### [Challenge]
Copy whichever lines contain the string "weibo".

### [Records for the task]

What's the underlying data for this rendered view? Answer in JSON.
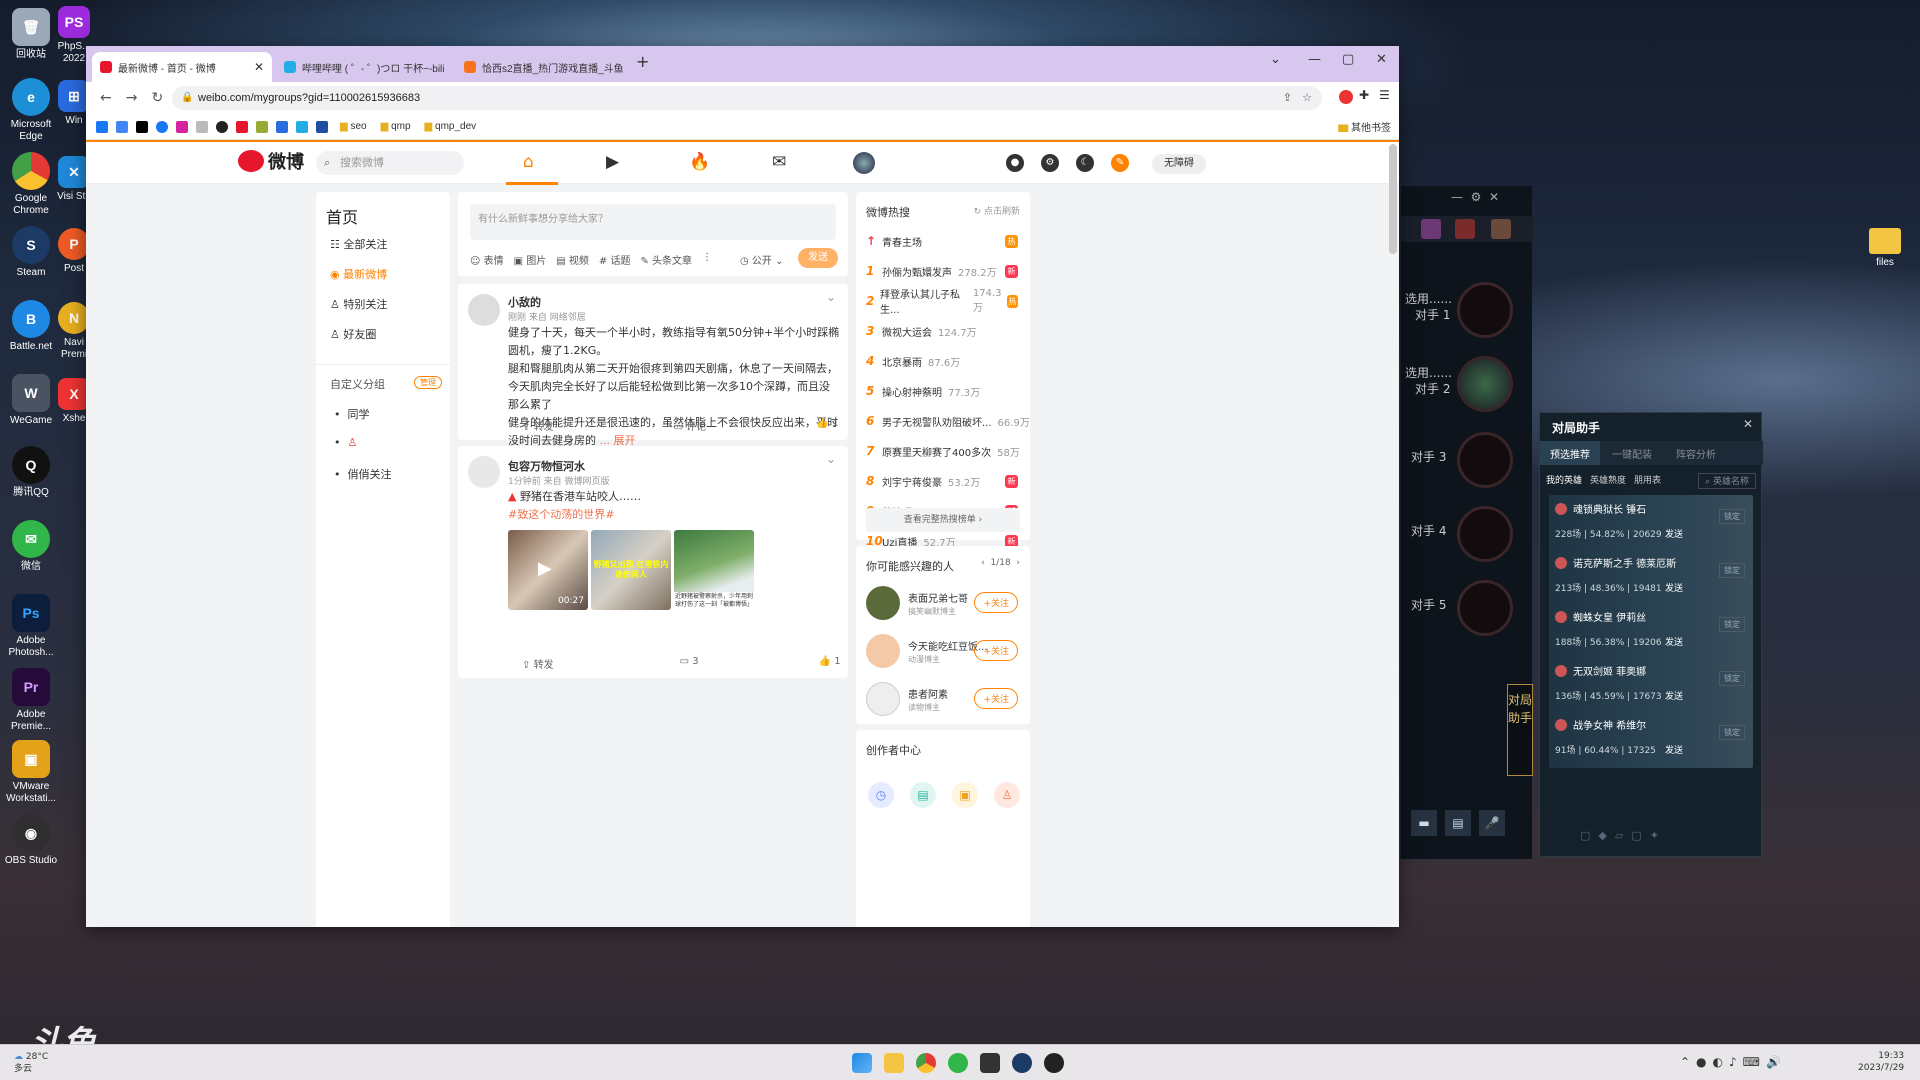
{
  "desktop": {
    "icons": [
      {
        "label": "回收站",
        "color": "#9aa8b8"
      },
      {
        "label": "Microsoft Edge",
        "color": "#1c8fd6"
      },
      {
        "label": "Google Chrome",
        "color": "#e53935"
      },
      {
        "label": "Steam",
        "color": "#1b3a66"
      },
      {
        "label": "Battle.net",
        "color": "#1e88e5"
      },
      {
        "label": "WeGame",
        "color": "#4a5361"
      },
      {
        "label": "腾讯QQ",
        "color": "#111"
      },
      {
        "label": "微信",
        "color": "#31b64a"
      },
      {
        "label": "Adobe Photosh...",
        "color": "#0d1d3c"
      },
      {
        "label": "Adobe Premie...",
        "color": "#260a3a"
      },
      {
        "label": "VMware Workstati...",
        "color": "#e3a21a"
      },
      {
        "label": "OBS Studio",
        "color": "#302e31"
      }
    ],
    "col2": [
      {
        "label": "PhpS... 2022",
        "color": "#9b2bdb"
      },
      {
        "label": "Win",
        "color": "#2b6be0"
      },
      {
        "label": "Visi Stu",
        "color": "#1f88d8"
      },
      {
        "label": "Post",
        "color": "#ef5b25"
      },
      {
        "label": "Navi Premi",
        "color": "#e7b020"
      },
      {
        "label": "Xshe",
        "color": "#e33"
      }
    ],
    "right_folder": "files",
    "watermark": "斗鱼"
  },
  "browser": {
    "tabs": [
      {
        "title": "最新微博 - 首页 - 微博",
        "color": "#e6162d"
      },
      {
        "title": "哔哩哔哩 ( ゜- ゜)つロ 干杯~-bili",
        "color": "#23ade5"
      },
      {
        "title": "恰西s2直播_热门游戏直播_斗鱼",
        "color": "#f8731d"
      }
    ],
    "new_tab": "+",
    "url": "weibo.com/mygroups?gid=110002615936683",
    "bookmarks": [
      "seo",
      "qmp",
      "qmp_dev"
    ],
    "other_bookmarks": "其他书签"
  },
  "weibo": {
    "logo": "微博",
    "logo_sub": "weibo.com",
    "search_placeholder": "搜索微博",
    "accessibility": "无障碍",
    "sidebar": {
      "title": "首页",
      "items": [
        "全部关注",
        "最新微博",
        "特别关注",
        "好友圈"
      ],
      "custom_group": "自定义分组",
      "manage": "管理",
      "groups": [
        "同学",
        "",
        "俏俏关注"
      ]
    },
    "composer": {
      "placeholder": "有什么新鲜事想分享给大家？",
      "tools": [
        "表情",
        "图片",
        "视频",
        "话题",
        "头条文章"
      ],
      "visibility": "公开",
      "send": "发送"
    },
    "posts": [
      {
        "user": "小敌的",
        "meta": "刚刚 来自 网络邻居",
        "text": "健身了十天，每天一个半小时，教练指导有氧50分钟+半个小时踩椭圆机，瘦了1.2KG。",
        "text2": "腿和臀腿肌肉从第二天开始很疼到第四天剧痛，休息了一天间隔去，今天肌肉完全长好了以后能轻松做到比第一次多10个深蹲，而且没那么累了",
        "text3": "健身的体能提升还是很迅速的，虽然体脂上不会很快反应出来，平时没时间去健身房的",
        "more": "... 展开",
        "repost": "转发",
        "comment": "评论",
        "like": "1"
      },
      {
        "user": "包容万物恒河水",
        "meta": "1分钟前 来自 微博网页版",
        "text": "野猪在香港车站咬人……",
        "topic": "#致这个动荡的世界#",
        "video_time": "00:27",
        "img2_caption": "野猪又出现 在港铁内连伤两人",
        "img3_caption": "近野猪被警察射杀，少年用刺球打伤了这一刻「被都博悟」",
        "repost": "转发",
        "comment": "3",
        "like": "1"
      }
    ],
    "hot": {
      "title": "微博热搜",
      "refresh": "点击刷新",
      "pinned": "青春主场",
      "items": [
        {
          "rank": "1",
          "text": "孙俪为甄嬛发声",
          "num": "278.2万",
          "badge": "新",
          "bc": "#ff3852"
        },
        {
          "rank": "2",
          "text": "拜登承认其儿子私生...",
          "num": "174.3万",
          "badge": "热",
          "bc": "#ff9406"
        },
        {
          "rank": "3",
          "text": "微视大运会",
          "num": "124.7万",
          "badge": "",
          "bc": ""
        },
        {
          "rank": "4",
          "text": "北京暴雨",
          "num": "87.6万",
          "badge": "",
          "bc": ""
        },
        {
          "rank": "5",
          "text": "操心射神蔡明",
          "num": "77.3万",
          "badge": "",
          "bc": ""
        },
        {
          "rank": "6",
          "text": "男子无视警队劝阻破坏...",
          "num": "66.9万",
          "badge": "",
          "bc": ""
        },
        {
          "rank": "7",
          "text": "原赛里天柳赛了400多次",
          "num": "58万",
          "badge": "",
          "bc": ""
        },
        {
          "rank": "8",
          "text": "刘宇宁蒋俊豪",
          "num": "53.2万",
          "badge": "新",
          "bc": "#ff3852"
        },
        {
          "rank": "9",
          "text": "种地吧",
          "num": "52.7万",
          "badge": "新",
          "bc": "#ff3852"
        },
        {
          "rank": "10",
          "text": "Uzi直播",
          "num": "52.7万",
          "badge": "新",
          "bc": "#ff3852"
        }
      ],
      "see_all": "查看完整热搜榜单"
    },
    "suggest": {
      "title": "你可能感兴趣的人",
      "page": "1/18",
      "people": [
        {
          "name": "表面兄弟七哥",
          "desc": "搞笑幽默博主",
          "follow": "+关注"
        },
        {
          "name": "今天能吃红豆饭...",
          "desc": "动漫博主",
          "follow": "+关注"
        },
        {
          "name": "患者阿素",
          "desc": "读物博主",
          "follow": "+关注"
        }
      ]
    },
    "creator": {
      "title": "创作者中心"
    }
  },
  "game": {
    "slots": [
      "选用......",
      "选用......",
      "对手 3",
      "对手 4",
      "对手 5"
    ],
    "slot_sub": [
      "对手 1",
      "对手 2"
    ],
    "side_label": "对局助手"
  },
  "helper": {
    "title": "对局助手",
    "tabs": [
      "预选推荐",
      "一键配装",
      "阵容分析"
    ],
    "subtabs": [
      "我的英雄",
      "英雄熟度",
      "朋用表"
    ],
    "search": "英雄名称",
    "heroes": [
      {
        "name": "魂锁典狱长 锤石",
        "stats": "228场 | 54.82% | 20629",
        "send": "发送",
        "lock": "锁定"
      },
      {
        "name": "诺克萨斯之手 德莱厄斯",
        "stats": "213场 | 48.36% | 19481",
        "send": "发送",
        "lock": "锁定"
      },
      {
        "name": "蜘蛛女皇 伊莉丝",
        "stats": "188场 | 56.38% | 19206",
        "send": "发送",
        "lock": "锁定"
      },
      {
        "name": "无双剑姬 菲奥娜",
        "stats": "136场 | 45.59% | 17673",
        "send": "发送",
        "lock": "锁定"
      },
      {
        "name": "战争女神 希维尔",
        "stats": "91场 | 60.44% | 17325",
        "send": "发送",
        "lock": "锁定"
      }
    ]
  },
  "taskbar": {
    "weather": "多云",
    "weather_temp": "28°C",
    "time": "19:33",
    "date": "2023/7/29"
  }
}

### [Answer to the task]
    "url": "weibo.com/mygroups?gid=110002615936683",
  "weibo": {
    "logo_sub": "weibo.com",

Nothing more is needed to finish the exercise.